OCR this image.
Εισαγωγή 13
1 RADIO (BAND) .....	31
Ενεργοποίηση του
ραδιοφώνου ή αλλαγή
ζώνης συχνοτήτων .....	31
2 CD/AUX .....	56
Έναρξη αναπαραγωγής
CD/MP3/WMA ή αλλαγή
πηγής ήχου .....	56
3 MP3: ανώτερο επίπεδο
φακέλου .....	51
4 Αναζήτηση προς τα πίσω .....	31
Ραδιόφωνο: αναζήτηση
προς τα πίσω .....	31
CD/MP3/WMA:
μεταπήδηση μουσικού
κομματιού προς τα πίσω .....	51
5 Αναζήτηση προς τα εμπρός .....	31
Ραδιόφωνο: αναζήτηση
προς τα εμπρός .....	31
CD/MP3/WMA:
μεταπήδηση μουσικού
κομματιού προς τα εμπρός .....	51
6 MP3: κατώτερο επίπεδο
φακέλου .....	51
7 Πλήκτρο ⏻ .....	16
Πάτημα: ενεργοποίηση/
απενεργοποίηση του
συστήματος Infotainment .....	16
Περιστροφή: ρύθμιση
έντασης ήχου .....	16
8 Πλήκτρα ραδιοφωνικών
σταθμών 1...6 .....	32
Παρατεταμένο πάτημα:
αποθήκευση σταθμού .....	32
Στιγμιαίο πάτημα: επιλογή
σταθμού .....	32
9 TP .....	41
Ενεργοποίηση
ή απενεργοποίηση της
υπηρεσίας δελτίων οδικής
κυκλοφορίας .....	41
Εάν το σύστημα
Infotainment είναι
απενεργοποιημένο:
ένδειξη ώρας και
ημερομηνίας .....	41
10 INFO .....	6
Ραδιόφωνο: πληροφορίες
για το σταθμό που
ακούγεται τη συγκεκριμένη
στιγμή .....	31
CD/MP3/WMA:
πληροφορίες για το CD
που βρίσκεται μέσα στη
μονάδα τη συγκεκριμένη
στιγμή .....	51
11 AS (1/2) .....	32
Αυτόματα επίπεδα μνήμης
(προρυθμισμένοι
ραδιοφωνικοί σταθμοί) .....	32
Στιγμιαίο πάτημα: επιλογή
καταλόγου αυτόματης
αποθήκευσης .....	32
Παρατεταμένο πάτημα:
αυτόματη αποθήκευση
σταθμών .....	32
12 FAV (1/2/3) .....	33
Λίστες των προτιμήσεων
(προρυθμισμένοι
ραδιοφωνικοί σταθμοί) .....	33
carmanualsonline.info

+--

» WHAT YOU WILL DO: Select the lines in this material that hold the word "προς", leaving none out.

» ANSWER:
4 Αναζήτηση προς τα πίσω .....	31
προς τα πίσω .....	31
κομματιού προς τα πίσω .....	51
5 Αναζήτηση προς τα εμπρός .....	31
προς τα εμπρός .....	31
κομματιού προς τα εμπρός .....	51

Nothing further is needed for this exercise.